WHAT IS EXPECTED:
Without the pictures, copy all the entries below exactly.
□ □ □
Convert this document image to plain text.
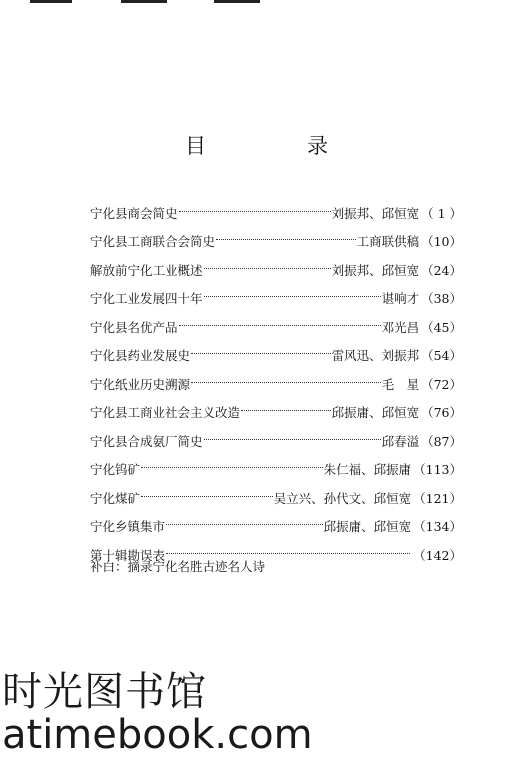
目　录
宁化县商会简史	刘振邦、邱恒宽 （ 1 ）
宁化县工商联合会简史	工商联供稿 （10）
解放前宁化工业概述	刘振邦、邱恒宽 （24）
宁化工业发展四十年	谌响才 （38）
宁化县名优产品	邓光昌 （45）
宁化县药业发展史	雷风迅、刘振邦 （54）
宁化纸业历史溯源	毛　星 （72）
宁化县工商业社会主义改造	邱振庸、邱恒宽 （76）
宁化县合成氨厂简史	邱春溢 （87）
宁化钨矿	朱仁福、邱振庸 （113）
宁化煤矿	吴立兴、孙代文、邱恒宽 （121）
宁化乡镇集市	邱振庸、邱恒宽 （134）
第十辑勘误表	（142）
补白：摘录宁化名胜古迹名人诗
时光图书馆
atimebook.com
□ □ □
THE OUTPUT:
Convert this document image to plain text.
目　录
宁化县商会简史	刘振邦、邱恒宽 （ 1 ）
宁化县工商联合会简史	工商联供稿 （10）
解放前宁化工业概述	刘振邦、邱恒宽 （24）
宁化工业发展四十年	谌响才 （38）
宁化县名优产品	邓光昌 （45）
宁化县药业发展史	雷风迅、刘振邦 （54）
宁化纸业历史溯源	毛　星 （72）
宁化县工商业社会主义改造	邱振庸、邱恒宽 （76）
宁化县合成氨厂简史	邱春溢 （87）
宁化钨矿	朱仁福、邱振庸 （113）
宁化煤矿	吴立兴、孙代文、邱恒宽 （121）
宁化乡镇集市	邱振庸、邱恒宽 （134）
第十辑勘误表	（142）
补白：摘录宁化名胜古迹名人诗
时光图书馆
atimebook.com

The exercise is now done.